▶ _Dataset records_
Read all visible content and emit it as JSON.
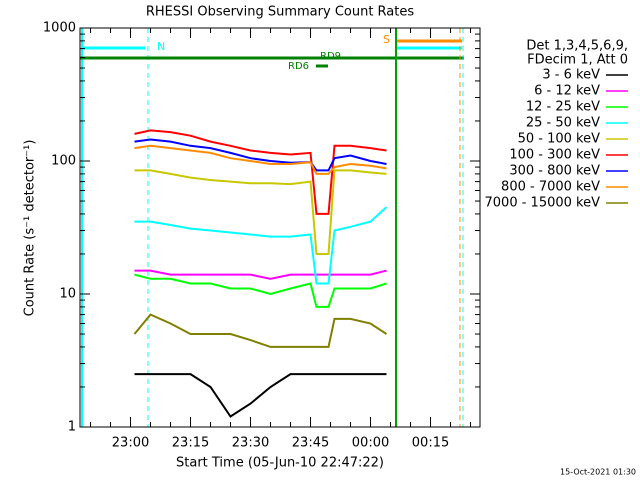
{
  "chart_data": {
    "type": "line",
    "title": "RHESSI Observing Summary Count Rates",
    "xlabel": "Start Time (05-Jun-10 22:47:22)",
    "ylabel": "Count Rate (s⁻¹ detector⁻¹)",
    "y_log_scale": true,
    "xlim": [
      1367.37,
      1467.37
    ],
    "ylim": [
      1,
      1000
    ],
    "xticks": [
      {
        "value": 1380,
        "label": "23:00"
      },
      {
        "value": 1395,
        "label": "23:15"
      },
      {
        "value": 1410,
        "label": "23:30"
      },
      {
        "value": 1425,
        "label": "23:45"
      },
      {
        "value": 1440,
        "label": "00:00"
      },
      {
        "value": 1455,
        "label": "00:15"
      }
    ],
    "yticks": [
      1,
      10,
      100,
      1000
    ],
    "legend_title": [
      "Det 1,3,4,5,6,9,",
      "FDecim 1, Att 0"
    ],
    "legend_position": "right",
    "annotations": {
      "north": "N",
      "south": "S",
      "rd9": "RD9",
      "rd6": "RD6"
    },
    "footer": "15-Oct-2021 01:30",
    "x": [
      1381,
      1385,
      1390,
      1395,
      1400,
      1405,
      1410,
      1415,
      1420,
      1425,
      1426.5,
      1429.5,
      1431,
      1435,
      1440,
      1444
    ],
    "series": [
      {
        "name": "3 - 6 keV",
        "color": "#000000",
        "values": [
          2.5,
          2.5,
          2.5,
          2.5,
          2,
          1.2,
          1.5,
          2,
          2.5,
          2.5,
          2.5,
          2.5,
          2.5,
          2.5,
          2.5,
          2.5
        ]
      },
      {
        "name": "6 - 12 keV",
        "color": "#ff00ff",
        "values": [
          15,
          15,
          14,
          14,
          14,
          14,
          14,
          13,
          14,
          14,
          14,
          14,
          14,
          14,
          14,
          15
        ]
      },
      {
        "name": "12 - 25 keV",
        "color": "#00ff00",
        "values": [
          14,
          13,
          13,
          12,
          12,
          11,
          11,
          10,
          11,
          12,
          8,
          8,
          11,
          11,
          11,
          12
        ]
      },
      {
        "name": "25 - 50 keV",
        "color": "#00ffff",
        "values": [
          35,
          35,
          33,
          31,
          30,
          29,
          28,
          27,
          27,
          28,
          12,
          12,
          30,
          32,
          35,
          45
        ]
      },
      {
        "name": "50 - 100 keV",
        "color": "#c8c800",
        "values": [
          85,
          85,
          80,
          75,
          72,
          70,
          68,
          68,
          67,
          70,
          20,
          20,
          85,
          85,
          82,
          80
        ]
      },
      {
        "name": "100 - 300 keV",
        "color": "#ff0000",
        "values": [
          160,
          170,
          165,
          155,
          140,
          130,
          120,
          115,
          112,
          115,
          40,
          40,
          130,
          130,
          125,
          120
        ]
      },
      {
        "name": "300 - 800 keV",
        "color": "#0000ff",
        "values": [
          140,
          145,
          140,
          130,
          125,
          115,
          105,
          100,
          97,
          98,
          85,
          85,
          105,
          110,
          100,
          95
        ]
      },
      {
        "name": "800 - 7000 keV",
        "color": "#ff8c00",
        "values": [
          125,
          130,
          125,
          120,
          115,
          105,
          100,
          95,
          95,
          98,
          80,
          80,
          90,
          95,
          92,
          88
        ]
      },
      {
        "name": "7000 - 15000 keV",
        "color": "#808000",
        "values": [
          5,
          7,
          6,
          5,
          5,
          5,
          4.5,
          4,
          4,
          4,
          4,
          4,
          6.5,
          6.5,
          6,
          5
        ]
      }
    ]
  }
}
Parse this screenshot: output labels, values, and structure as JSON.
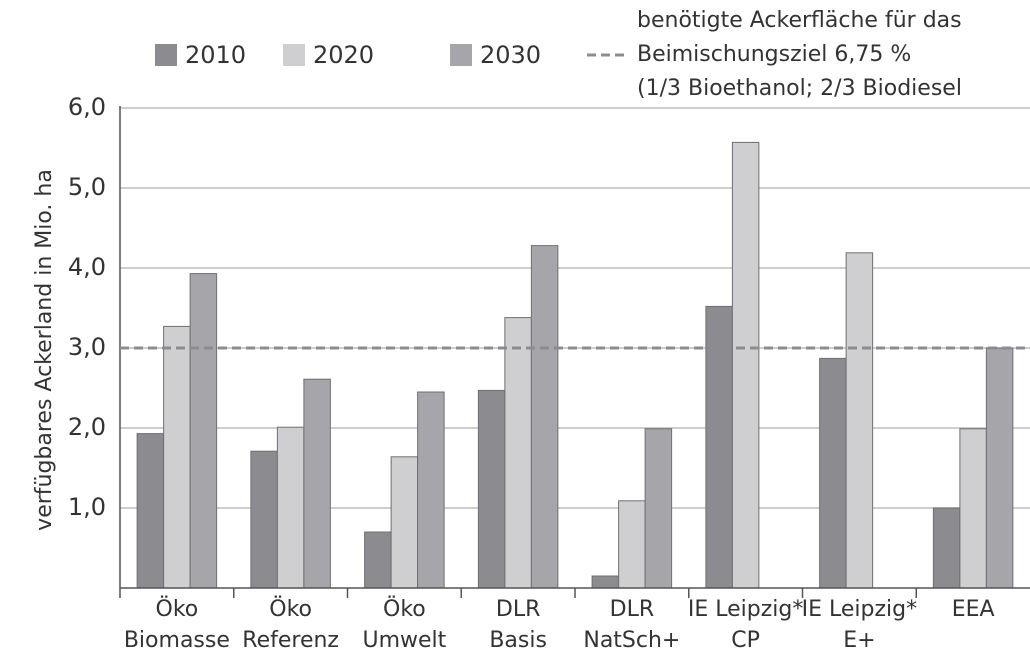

▶ _Task to complete_
Keep every word of the data as it is when you write it out, but drop the pictures.

▶ _The solution_
Read all visible content and emit it as JSON.
{
  "chart_data": {
    "type": "line",
    "title": "RHESSI Observing Summary Count Rates",
    "xlabel": "Start Time (05-Jun-10 22:47:22)",
    "ylabel": "Count Rate (s⁻¹ detector⁻¹)",
    "y_log_scale": true,
    "xlim": [
      1367.37,
      1467.37
    ],
    "ylim": [
      1,
      1000
    ],
    "xticks": [
      {
        "value": 1380,
        "label": "23:00"
      },
      {
        "value": 1395,
        "label": "23:15"
      },
      {
        "value": 1410,
        "label": "23:30"
      },
      {
        "value": 1425,
        "label": "23:45"
      },
      {
        "value": 1440,
        "label": "00:00"
      },
      {
        "value": 1455,
        "label": "00:15"
      }
    ],
    "yticks": [
      1,
      10,
      100,
      1000
    ],
    "legend_title": [
      "Det 1,3,4,5,6,9,",
      "FDecim 1, Att 0"
    ],
    "legend_position": "right",
    "annotations": {
      "north": "N",
      "south": "S",
      "rd9": "RD9",
      "rd6": "RD6"
    },
    "footer": "15-Oct-2021 01:30",
    "x": [
      1381,
      1385,
      1390,
      1395,
      1400,
      1405,
      1410,
      1415,
      1420,
      1425,
      1426.5,
      1429.5,
      1431,
      1435,
      1440,
      1444
    ],
    "series": [
      {
        "name": "3 - 6 keV",
        "color": "#000000",
        "values": [
          2.5,
          2.5,
          2.5,
          2.5,
          2,
          1.2,
          1.5,
          2,
          2.5,
          2.5,
          2.5,
          2.5,
          2.5,
          2.5,
          2.5,
          2.5
        ]
      },
      {
        "name": "6 - 12 keV",
        "color": "#ff00ff",
        "values": [
          15,
          15,
          14,
          14,
          14,
          14,
          14,
          13,
          14,
          14,
          14,
          14,
          14,
          14,
          14,
          15
        ]
      },
      {
        "name": "12 - 25 keV",
        "color": "#00ff00",
        "values": [
          14,
          13,
          13,
          12,
          12,
          11,
          11,
          10,
          11,
          12,
          8,
          8,
          11,
          11,
          11,
          12
        ]
      },
      {
        "name": "25 - 50 keV",
        "color": "#00ffff",
        "values": [
          35,
          35,
          33,
          31,
          30,
          29,
          28,
          27,
          27,
          28,
          12,
          12,
          30,
          32,
          35,
          45
        ]
      },
      {
        "name": "50 - 100 keV",
        "color": "#c8c800",
        "values": [
          85,
          85,
          80,
          75,
          72,
          70,
          68,
          68,
          67,
          70,
          20,
          20,
          85,
          85,
          82,
          80
        ]
      },
      {
        "name": "100 - 300 keV",
        "color": "#ff0000",
        "values": [
          160,
          170,
          165,
          155,
          140,
          130,
          120,
          115,
          112,
          115,
          40,
          40,
          130,
          130,
          125,
          120
        ]
      },
      {
        "name": "300 - 800 keV",
        "color": "#0000ff",
        "values": [
          140,
          145,
          140,
          130,
          125,
          115,
          105,
          100,
          97,
          98,
          85,
          85,
          105,
          110,
          100,
          95
        ]
      },
      {
        "name": "800 - 7000 keV",
        "color": "#ff8c00",
        "values": [
          125,
          130,
          125,
          120,
          115,
          105,
          100,
          95,
          95,
          98,
          80,
          80,
          90,
          95,
          92,
          88
        ]
      },
      {
        "name": "7000 - 15000 keV",
        "color": "#808000",
        "values": [
          5,
          7,
          6,
          5,
          5,
          5,
          4.5,
          4,
          4,
          4,
          4,
          4,
          6.5,
          6.5,
          6,
          5
        ]
      }
    ]
  }
}
Parse this screenshot: output labels, values, and structure as JSON.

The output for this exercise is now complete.